▸ WORK TO BE COMPLETED: Where a line holds the string "facility", return that line.

──────── SUPPLIED MATERIAL ────────

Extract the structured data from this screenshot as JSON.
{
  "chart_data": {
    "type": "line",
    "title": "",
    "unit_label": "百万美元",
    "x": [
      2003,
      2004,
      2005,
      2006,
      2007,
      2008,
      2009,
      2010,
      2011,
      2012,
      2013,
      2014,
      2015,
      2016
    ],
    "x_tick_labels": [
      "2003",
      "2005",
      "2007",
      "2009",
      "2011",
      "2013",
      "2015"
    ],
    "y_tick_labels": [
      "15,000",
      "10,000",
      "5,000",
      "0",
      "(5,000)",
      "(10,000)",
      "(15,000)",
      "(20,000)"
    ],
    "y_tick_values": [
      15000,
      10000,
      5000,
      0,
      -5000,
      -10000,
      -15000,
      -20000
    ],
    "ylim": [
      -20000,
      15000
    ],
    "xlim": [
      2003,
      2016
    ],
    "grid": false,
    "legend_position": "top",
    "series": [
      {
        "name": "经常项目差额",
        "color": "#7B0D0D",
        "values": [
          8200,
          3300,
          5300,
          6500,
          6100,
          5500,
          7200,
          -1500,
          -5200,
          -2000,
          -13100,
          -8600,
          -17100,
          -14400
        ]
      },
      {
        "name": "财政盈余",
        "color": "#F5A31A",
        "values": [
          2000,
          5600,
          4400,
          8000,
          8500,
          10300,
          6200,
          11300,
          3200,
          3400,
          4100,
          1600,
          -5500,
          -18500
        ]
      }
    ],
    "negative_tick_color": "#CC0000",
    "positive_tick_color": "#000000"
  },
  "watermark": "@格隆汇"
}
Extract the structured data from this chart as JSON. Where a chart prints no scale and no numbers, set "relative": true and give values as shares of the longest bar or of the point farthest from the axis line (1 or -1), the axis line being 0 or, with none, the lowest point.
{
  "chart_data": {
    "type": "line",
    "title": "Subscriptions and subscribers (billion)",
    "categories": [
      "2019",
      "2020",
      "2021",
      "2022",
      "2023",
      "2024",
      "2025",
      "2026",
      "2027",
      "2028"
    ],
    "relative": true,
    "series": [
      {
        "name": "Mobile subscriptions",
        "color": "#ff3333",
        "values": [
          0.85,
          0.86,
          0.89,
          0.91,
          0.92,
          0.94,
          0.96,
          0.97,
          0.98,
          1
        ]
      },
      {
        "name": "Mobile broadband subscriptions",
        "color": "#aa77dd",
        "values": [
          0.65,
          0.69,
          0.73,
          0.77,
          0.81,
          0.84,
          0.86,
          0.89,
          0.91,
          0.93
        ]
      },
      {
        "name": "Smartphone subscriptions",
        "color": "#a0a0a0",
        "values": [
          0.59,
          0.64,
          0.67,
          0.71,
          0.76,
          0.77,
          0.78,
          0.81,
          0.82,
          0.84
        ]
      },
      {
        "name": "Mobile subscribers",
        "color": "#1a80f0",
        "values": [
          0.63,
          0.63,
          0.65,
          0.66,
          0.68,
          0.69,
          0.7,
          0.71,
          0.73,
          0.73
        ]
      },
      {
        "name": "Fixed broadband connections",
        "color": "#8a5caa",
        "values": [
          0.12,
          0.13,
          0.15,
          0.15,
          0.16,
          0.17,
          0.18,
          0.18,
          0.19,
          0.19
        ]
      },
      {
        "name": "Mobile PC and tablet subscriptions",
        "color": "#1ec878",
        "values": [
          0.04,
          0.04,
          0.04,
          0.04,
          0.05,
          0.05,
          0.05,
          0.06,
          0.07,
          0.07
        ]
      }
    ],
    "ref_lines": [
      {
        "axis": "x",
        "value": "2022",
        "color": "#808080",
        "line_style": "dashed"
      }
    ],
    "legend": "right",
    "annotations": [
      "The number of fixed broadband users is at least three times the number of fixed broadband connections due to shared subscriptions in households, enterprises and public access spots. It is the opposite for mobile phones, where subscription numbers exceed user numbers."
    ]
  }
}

────────
──────── SUPPLIED MATERIAL ────────

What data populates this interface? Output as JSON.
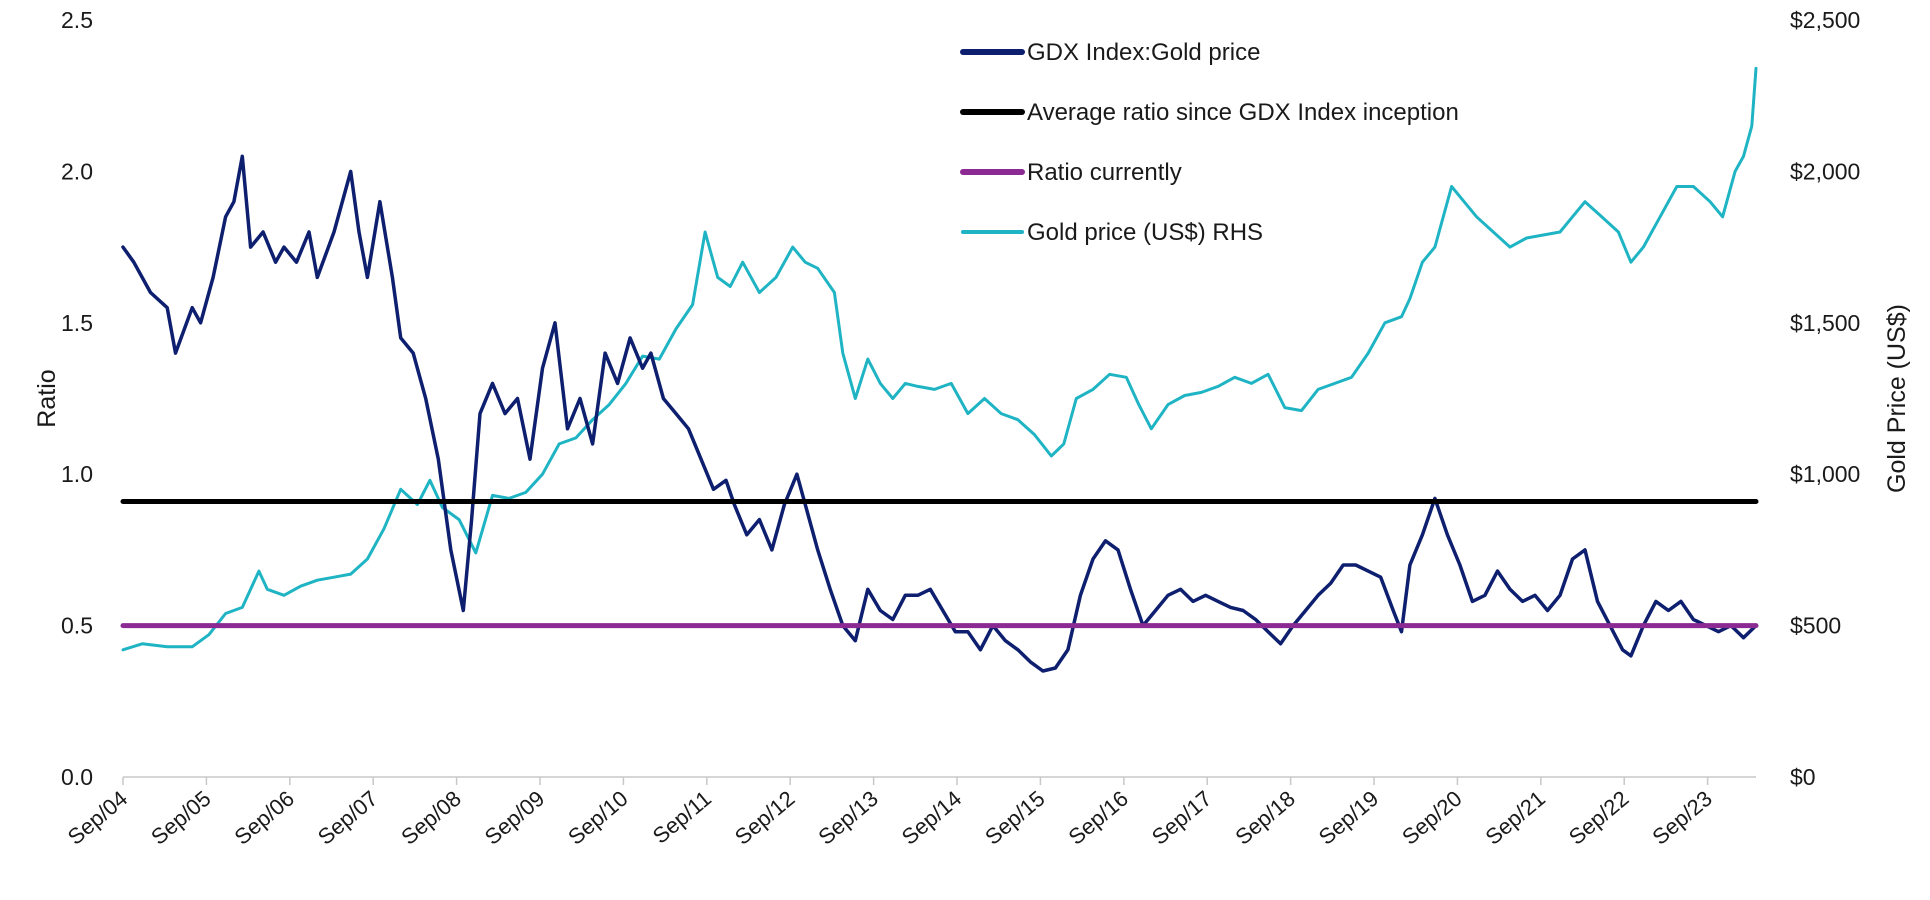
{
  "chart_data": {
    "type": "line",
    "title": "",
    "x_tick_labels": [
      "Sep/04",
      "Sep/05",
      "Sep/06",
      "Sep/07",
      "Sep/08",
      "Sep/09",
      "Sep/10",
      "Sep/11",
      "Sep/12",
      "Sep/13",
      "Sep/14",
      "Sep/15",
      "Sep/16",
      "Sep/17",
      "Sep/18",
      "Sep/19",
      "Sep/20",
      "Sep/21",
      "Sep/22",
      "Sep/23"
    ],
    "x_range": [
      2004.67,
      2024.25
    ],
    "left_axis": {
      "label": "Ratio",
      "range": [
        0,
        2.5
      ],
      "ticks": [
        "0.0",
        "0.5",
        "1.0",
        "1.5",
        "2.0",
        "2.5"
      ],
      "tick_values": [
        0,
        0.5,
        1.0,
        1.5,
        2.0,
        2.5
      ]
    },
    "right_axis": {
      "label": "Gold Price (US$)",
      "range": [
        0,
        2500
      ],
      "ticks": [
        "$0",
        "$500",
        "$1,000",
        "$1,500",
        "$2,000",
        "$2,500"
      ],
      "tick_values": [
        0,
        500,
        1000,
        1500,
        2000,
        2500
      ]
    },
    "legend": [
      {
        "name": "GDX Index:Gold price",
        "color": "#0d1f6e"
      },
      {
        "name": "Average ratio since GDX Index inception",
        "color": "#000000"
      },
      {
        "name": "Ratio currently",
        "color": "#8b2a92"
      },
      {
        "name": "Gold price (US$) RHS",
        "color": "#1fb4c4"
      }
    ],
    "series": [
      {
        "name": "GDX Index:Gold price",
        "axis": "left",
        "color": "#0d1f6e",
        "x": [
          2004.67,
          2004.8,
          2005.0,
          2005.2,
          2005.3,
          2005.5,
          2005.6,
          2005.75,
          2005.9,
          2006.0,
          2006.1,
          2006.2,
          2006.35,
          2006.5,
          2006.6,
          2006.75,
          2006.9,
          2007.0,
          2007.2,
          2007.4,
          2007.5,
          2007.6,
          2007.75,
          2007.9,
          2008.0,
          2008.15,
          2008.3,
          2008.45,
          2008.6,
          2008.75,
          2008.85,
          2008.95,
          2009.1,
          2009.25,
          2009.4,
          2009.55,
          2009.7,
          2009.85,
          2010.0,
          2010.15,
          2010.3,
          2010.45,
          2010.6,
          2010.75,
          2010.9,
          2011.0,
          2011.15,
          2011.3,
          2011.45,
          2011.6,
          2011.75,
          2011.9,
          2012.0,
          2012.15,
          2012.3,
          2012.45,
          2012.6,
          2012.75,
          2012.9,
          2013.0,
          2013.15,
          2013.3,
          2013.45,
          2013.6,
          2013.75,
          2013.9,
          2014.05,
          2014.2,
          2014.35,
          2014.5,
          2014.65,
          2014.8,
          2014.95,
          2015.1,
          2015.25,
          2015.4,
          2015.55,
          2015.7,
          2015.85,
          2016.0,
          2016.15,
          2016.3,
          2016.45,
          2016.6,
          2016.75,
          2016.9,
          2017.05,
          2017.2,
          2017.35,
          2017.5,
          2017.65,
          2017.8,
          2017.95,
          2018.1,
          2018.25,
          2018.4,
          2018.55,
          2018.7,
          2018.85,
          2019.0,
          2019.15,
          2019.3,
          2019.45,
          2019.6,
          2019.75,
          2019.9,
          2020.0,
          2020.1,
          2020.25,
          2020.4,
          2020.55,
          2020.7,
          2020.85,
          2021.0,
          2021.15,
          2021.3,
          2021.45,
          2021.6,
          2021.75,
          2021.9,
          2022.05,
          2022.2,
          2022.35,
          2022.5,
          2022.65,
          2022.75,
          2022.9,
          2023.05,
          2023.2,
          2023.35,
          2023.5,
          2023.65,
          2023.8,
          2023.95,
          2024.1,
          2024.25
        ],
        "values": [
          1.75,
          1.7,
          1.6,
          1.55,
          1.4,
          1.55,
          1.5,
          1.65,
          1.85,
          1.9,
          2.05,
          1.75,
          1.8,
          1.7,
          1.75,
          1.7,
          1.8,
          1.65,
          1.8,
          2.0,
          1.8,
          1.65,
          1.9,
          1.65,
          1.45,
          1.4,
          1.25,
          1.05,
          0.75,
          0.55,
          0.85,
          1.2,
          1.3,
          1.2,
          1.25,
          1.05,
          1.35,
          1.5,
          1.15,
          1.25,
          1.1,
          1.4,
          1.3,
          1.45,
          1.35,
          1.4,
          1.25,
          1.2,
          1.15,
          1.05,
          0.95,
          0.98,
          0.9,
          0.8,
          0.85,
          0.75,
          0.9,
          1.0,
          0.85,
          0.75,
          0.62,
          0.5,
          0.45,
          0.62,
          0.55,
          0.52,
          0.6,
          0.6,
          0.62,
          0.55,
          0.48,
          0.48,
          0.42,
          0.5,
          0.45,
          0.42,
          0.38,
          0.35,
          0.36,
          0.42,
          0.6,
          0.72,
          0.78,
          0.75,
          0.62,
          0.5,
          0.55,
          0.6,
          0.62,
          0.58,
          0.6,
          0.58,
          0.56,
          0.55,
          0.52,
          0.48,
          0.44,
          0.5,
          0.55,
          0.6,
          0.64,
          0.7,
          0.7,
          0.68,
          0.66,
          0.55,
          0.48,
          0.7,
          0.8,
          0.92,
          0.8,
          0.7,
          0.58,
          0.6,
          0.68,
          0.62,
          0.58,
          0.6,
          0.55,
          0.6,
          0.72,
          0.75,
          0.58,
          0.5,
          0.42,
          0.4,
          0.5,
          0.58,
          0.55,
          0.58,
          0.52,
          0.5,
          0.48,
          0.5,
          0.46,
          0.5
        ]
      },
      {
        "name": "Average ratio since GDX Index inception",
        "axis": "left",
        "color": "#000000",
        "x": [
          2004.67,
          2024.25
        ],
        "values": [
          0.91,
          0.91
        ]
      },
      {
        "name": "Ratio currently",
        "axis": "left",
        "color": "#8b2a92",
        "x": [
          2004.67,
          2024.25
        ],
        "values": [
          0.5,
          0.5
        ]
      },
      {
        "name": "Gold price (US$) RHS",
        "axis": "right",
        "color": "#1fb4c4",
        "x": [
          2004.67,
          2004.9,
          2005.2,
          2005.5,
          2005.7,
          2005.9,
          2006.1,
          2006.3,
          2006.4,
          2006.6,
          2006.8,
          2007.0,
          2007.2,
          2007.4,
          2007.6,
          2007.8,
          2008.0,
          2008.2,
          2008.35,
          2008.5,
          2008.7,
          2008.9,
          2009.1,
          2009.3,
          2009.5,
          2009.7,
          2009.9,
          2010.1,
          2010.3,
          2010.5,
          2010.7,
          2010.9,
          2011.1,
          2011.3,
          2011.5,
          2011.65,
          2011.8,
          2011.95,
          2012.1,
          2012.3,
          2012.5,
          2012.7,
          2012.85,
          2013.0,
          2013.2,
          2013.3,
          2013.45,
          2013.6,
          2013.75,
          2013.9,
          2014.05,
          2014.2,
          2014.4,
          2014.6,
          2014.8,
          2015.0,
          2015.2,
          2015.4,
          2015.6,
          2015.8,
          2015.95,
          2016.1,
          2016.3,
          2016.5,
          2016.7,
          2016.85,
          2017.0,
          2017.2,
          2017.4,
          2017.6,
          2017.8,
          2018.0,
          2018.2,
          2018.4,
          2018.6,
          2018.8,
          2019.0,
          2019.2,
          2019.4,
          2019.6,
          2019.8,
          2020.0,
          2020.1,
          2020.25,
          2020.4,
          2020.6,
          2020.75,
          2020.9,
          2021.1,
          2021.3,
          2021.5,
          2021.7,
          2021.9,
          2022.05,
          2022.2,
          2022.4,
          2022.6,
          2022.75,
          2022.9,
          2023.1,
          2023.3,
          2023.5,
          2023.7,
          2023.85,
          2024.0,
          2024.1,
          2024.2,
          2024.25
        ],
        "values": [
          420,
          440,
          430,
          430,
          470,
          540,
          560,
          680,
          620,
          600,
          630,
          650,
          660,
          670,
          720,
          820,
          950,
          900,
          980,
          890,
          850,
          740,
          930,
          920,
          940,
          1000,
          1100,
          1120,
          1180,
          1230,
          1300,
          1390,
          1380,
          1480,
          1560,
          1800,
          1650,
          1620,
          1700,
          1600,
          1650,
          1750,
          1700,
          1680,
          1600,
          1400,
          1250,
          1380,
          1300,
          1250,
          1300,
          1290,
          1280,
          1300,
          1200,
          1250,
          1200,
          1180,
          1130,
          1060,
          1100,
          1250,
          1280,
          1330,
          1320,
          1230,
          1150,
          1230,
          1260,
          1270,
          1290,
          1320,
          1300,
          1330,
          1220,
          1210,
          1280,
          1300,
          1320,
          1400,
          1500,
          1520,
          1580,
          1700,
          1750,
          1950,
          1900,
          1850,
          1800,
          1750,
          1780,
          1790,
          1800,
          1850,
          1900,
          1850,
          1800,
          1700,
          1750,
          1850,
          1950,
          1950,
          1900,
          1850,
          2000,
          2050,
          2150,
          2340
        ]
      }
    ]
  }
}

────────
──────── SUPPLIED MATERIAL ────────

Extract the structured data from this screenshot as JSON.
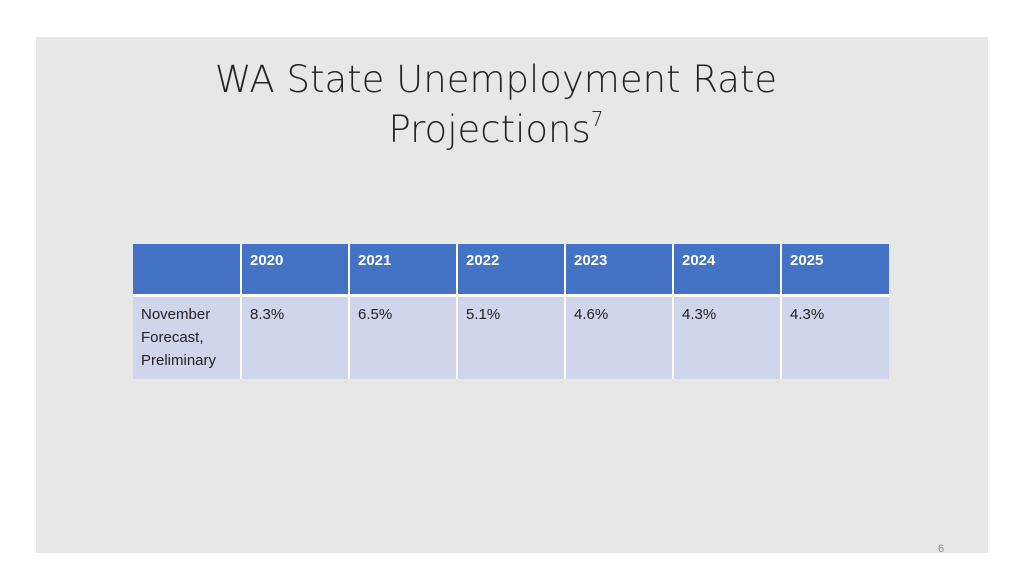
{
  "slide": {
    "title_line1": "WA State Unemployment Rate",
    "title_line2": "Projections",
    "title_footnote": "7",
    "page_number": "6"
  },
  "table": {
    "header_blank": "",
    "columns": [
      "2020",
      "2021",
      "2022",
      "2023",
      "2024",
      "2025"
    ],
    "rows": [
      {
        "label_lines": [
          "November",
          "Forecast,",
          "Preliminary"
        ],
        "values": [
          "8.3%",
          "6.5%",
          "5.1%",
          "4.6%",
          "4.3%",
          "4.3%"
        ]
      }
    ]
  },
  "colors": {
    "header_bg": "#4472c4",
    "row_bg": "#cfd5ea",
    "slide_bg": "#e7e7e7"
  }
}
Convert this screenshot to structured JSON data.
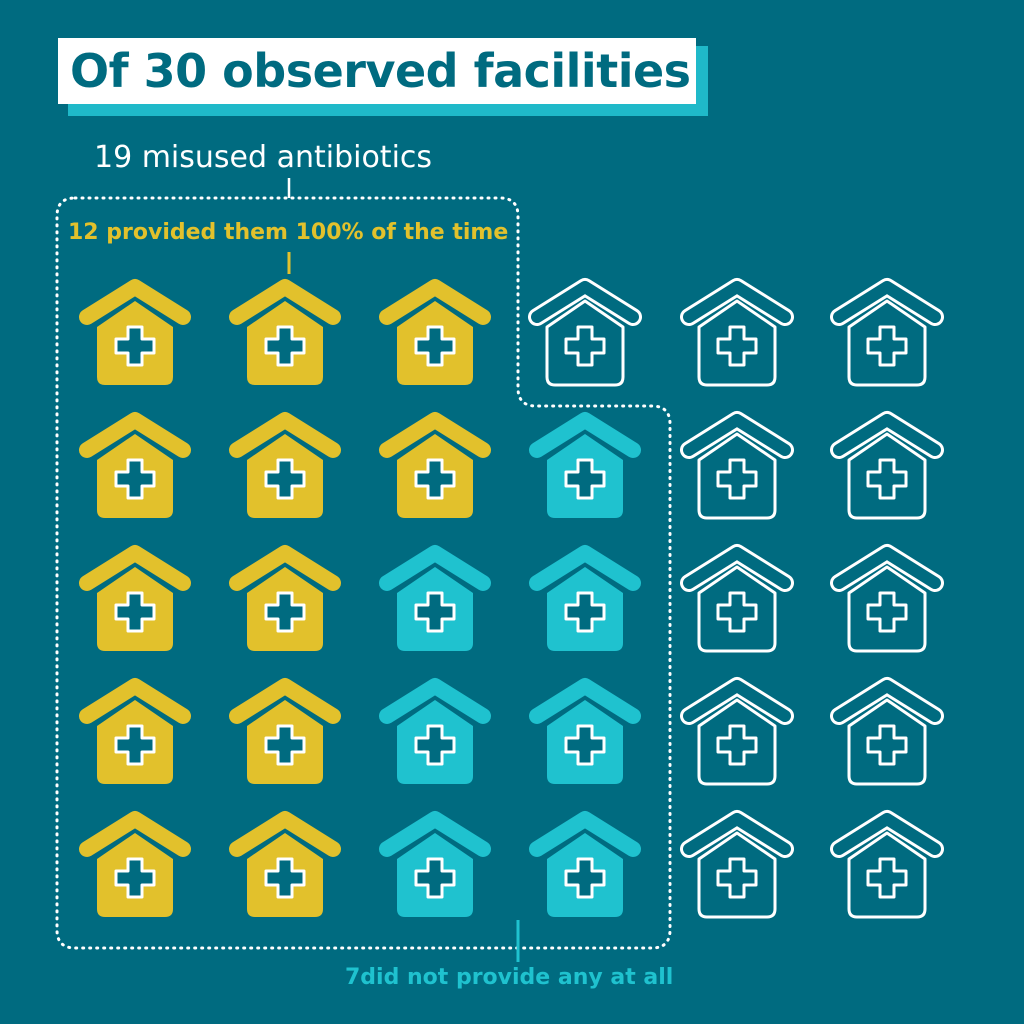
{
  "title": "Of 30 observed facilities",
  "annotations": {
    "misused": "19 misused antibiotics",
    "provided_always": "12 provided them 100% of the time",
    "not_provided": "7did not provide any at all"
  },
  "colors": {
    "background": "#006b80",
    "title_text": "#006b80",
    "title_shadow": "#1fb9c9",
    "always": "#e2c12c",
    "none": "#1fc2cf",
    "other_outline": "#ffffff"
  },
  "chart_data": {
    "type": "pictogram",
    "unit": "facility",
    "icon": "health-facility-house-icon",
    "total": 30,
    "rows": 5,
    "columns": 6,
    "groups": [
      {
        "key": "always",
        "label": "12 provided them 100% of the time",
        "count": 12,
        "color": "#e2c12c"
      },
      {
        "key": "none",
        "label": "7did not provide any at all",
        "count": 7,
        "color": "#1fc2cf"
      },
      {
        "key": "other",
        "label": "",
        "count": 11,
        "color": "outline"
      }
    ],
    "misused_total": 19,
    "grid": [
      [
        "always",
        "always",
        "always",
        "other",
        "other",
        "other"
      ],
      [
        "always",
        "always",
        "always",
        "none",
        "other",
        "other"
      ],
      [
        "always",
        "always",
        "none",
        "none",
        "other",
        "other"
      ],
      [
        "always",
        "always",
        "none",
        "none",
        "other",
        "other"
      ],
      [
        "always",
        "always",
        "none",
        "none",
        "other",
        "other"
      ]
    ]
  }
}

────────

▸ FULL OUTPUT:
    "unit": "facility",
    "icon": "health-facility-house-icon",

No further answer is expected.